● Work to complete:
Find and copy every line in the records that includes the string "าภาษ".

-- START OF Dataset rows --

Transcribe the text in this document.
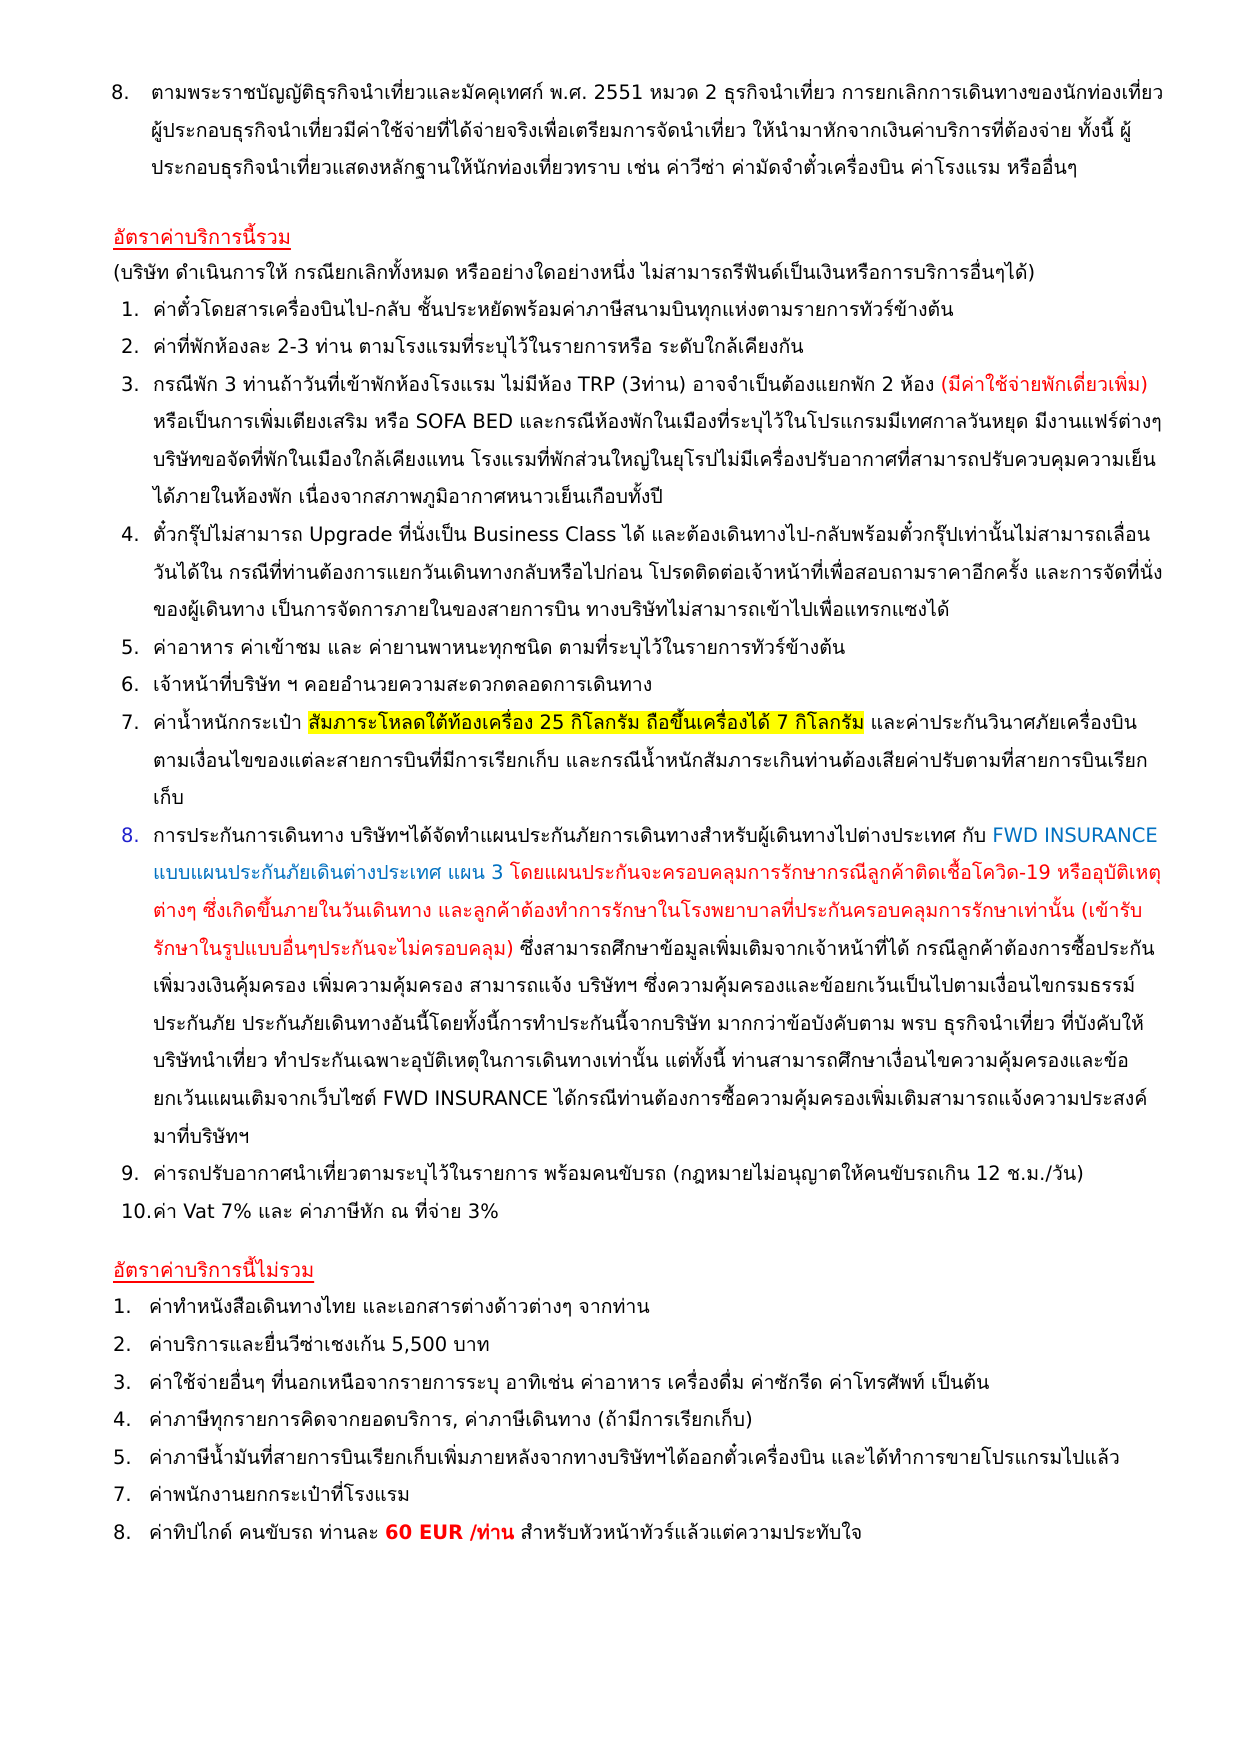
8.	ตามพระราชบัญญัติธุรกิจนำเที่ยวและมัคคุเทศก์ พ.ศ. 2551 หมวด 2 ธุรกิจนำเที่ยว การยกเลิกการเดินทางของนักท่องเที่ยว ผู้ประกอบธุรกิจนำเที่ยวมีค่าใช้จ่ายที่ได้จ่ายจริงเพื่อเตรียมการจัดนำเที่ยว ให้นำมาหักจากเงินค่าบริการที่ต้องจ่าย ทั้งนี้ ผู้ประกอบธุรกิจนำเที่ยวแสดงหลักฐานให้นักท่องเที่ยวทราบ เช่น ค่าวีซ่า ค่ามัดจำตั๋วเครื่องบิน ค่าโรงแรม หรืออื่นๆ
อัตราค่าบริการนี้รวม
(บริษัท ดำเนินการให้ กรณียกเลิกทั้งหมด หรืออย่างใดอย่างหนึ่ง ไม่สามารถรีฟันด์เป็นเงินหรือการบริการอื่นๆได้)
1. ค่าตั๋วโดยสารเครื่องบินไป-กลับ ชั้นประหยัดพร้อมค่าภาษีสนามบินทุกแห่งตามรายการทัวร์ข้างต้น
2. ค่าที่พักห้องละ 2-3 ท่าน ตามโรงแรมที่ระบุไว้ในรายการหรือ ระดับใกล้เคียงกัน
3. กรณีพัก 3 ท่านถ้าวันที่เข้าพักห้องโรงแรม ไม่มีห้อง TRP (3ท่าน) อาจจำเป็นต้องแยกพัก 2 ห้อง (มีค่าใช้จ่ายพักเดี่ยวเพิ่ม) หรือเป็นการเพิ่มเตียงเสริม หรือ SOFA BED และกรณีห้องพักในเมืองที่ระบุไว้ในโปรแกรมมีเทศกาลวันหยุด มีงานแฟร์ต่างๆ บริษัทขอจัดที่พักในเมืองใกล้เคียงแทน โรงแรมที่พักส่วนใหญ่ในยุโรปไม่มีเครื่องปรับอากาศที่สามารถปรับควบคุมความเย็นได้ภายในห้องพัก เนื่องจากสภาพภูมิอากาศหนาวเย็นเกือบทั้งปี
4. ตั๋วกรุ๊ปไม่สามารถ Upgrade ที่นั่งเป็น Business Class ได้ และต้องเดินทางไป-กลับพร้อมตั๋วกรุ๊ปเท่านั้นไม่สามารถเลื่อนวันได้ใน กรณีที่ท่านต้องการแยกวันเดินทางกลับหรือไปก่อน โปรดติดต่อเจ้าหน้าที่เพื่อสอบถามราคาอีกครั้ง และการจัดที่นั่งของผู้เดินทาง เป็นการจัดการภายในของสายการบิน ทางบริษัทไม่สามารถเข้าไปเพื่อแทรกแซงได้
5. ค่าอาหาร ค่าเข้าชม และ ค่ายานพาหนะทุกชนิด ตามที่ระบุไว้ในรายการทัวร์ข้างต้น
6. เจ้าหน้าที่บริษัท ฯ คอยอำนวยความสะดวกตลอดการเดินทาง
7. ค่าน้ำหนักกระเป๋า สัมภาระโหลดใต้ท้องเครื่อง 25 กิโลกรัม ถือขึ้นเครื่องได้ 7 กิโลกรัม และค่าประกันวินาศภัยเครื่องบินตามเงื่อนไขของแต่ละสายการบินที่มีการเรียกเก็บ และกรณีน้ำหนักสัมภาระเกินท่านต้องเสียค่าปรับตามที่สายการบินเรียกเก็บ
8. การประกันการเดินทาง บริษัทฯได้จัดทำแผนประกันภัยการเดินทางสำหรับผู้เดินทางไปต่างประเทศ กับ FWD INSURANCE แบบแผนประกันภัยเดินต่างประเทศ แผน 3 โดยแผนประกันจะครอบคลุมการรักษากรณีลูกค้าติดเชื้อโควิด-19 หรืออุบัติเหตุต่างๆ ซึ่งเกิดขึ้นภายในวันเดินทาง และลูกค้าต้องทำการรักษาในโรงพยาบาลที่ประกันครอบคลุมการรักษาเท่านั้น (เข้ารับรักษาในรูปแบบอื่นๆประกันจะไม่ครอบคลุม) ซึ่งสามารถศึกษาข้อมูลเพิ่มเติมจากเจ้าหน้าที่ได้ กรณีลูกค้าต้องการซื้อประกันเพิ่มวงเงินคุ้มครอง เพิ่มความคุ้มครอง สามารถแจ้ง บริษัทฯ ซึ่งความคุ้มครองและข้อยกเว้นเป็นไปตามเงื่อนไขกรมธรรม์ประกันภัย ประกันภัยเดินทางอันนี้โดยทั้งนี้การทำประกันนี้จากบริษัท มากกว่าข้อบังคับตาม พรบ ธุรกิจนำเที่ยว ที่บังคับให้บริษัทนำเที่ยว ทำประกันเฉพาะอุบัติเหตุในการเดินทางเท่านั้น แต่ทั้งนี้ ท่านสามารถศึกษาเงื่อนไขความคุ้มครองและข้อยกเว้นแผนเติมจากเว็บไซต์ FWD INSURANCE ได้กรณีท่านต้องการซื้อความคุ้มครองเพิ่มเติมสามารถแจ้งความประสงค์มาที่บริษัทฯ
9. ค่ารถปรับอากาศนำเที่ยวตามระบุไว้ในรายการ พร้อมคนขับรถ (กฎหมายไม่อนุญาตให้คนขับรถเกิน 12 ช.ม./วัน)
10. ค่า Vat 7% และ ค่าภาษีหัก ณ ที่จ่าย 3%
อัตราค่าบริการนี้ไม่รวม
1. ค่าทำหนังสือเดินทางไทย และเอกสารต่างด้าวต่างๆ จากท่าน
2. ค่าบริการและยื่นวีซ่าเชงเก้น 5,500 บาท
3. ค่าใช้จ่ายอื่นๆ ที่นอกเหนือจากรายการระบุ อาทิเช่น ค่าอาหาร เครื่องดื่ม ค่าซักรีด ค่าโทรศัพท์ เป็นต้น
4. ค่าภาษีทุกรายการคิดจากยอดบริการ, ค่าภาษีเดินทาง (ถ้ามีการเรียกเก็บ)
5. ค่าภาษีน้ำมันที่สายการบินเรียกเก็บเพิ่มภายหลังจากทางบริษัทฯได้ออกตั๋วเครื่องบิน และได้ทำการขายโปรแกรมไปแล้ว
7. ค่าพนักงานยกกระเป๋าที่โรงแรม
8. ค่าทิปไกด์ คนขับรถ ท่านละ 60 EUR /ท่าน สำหรับหัวหน้าทัวร์แล้วแต่ความประทับใจ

-- END OF Dataset rows --

● Task solution:
1. ค่าตั๋วโดยสารเครื่องบินไป-กลับ ชั้นประหยัดพร้อมค่าภาษีสนามบินทุกแห่งตามรายการทัวร์ข้างต้น
10. ค่า Vat 7% และ ค่าภาษีหัก ณ ที่จ่าย 3%
4. ค่าภาษีทุกรายการคิดจากยอดบริการ, ค่าภาษีเดินทาง (ถ้ามีการเรียกเก็บ)
5. ค่าภาษีน้ำมันที่สายการบินเรียกเก็บเพิ่มภายหลังจากทางบริษัทฯได้ออกตั๋วเครื่องบิน และได้ทำการขายโปรแกรมไปแล้ว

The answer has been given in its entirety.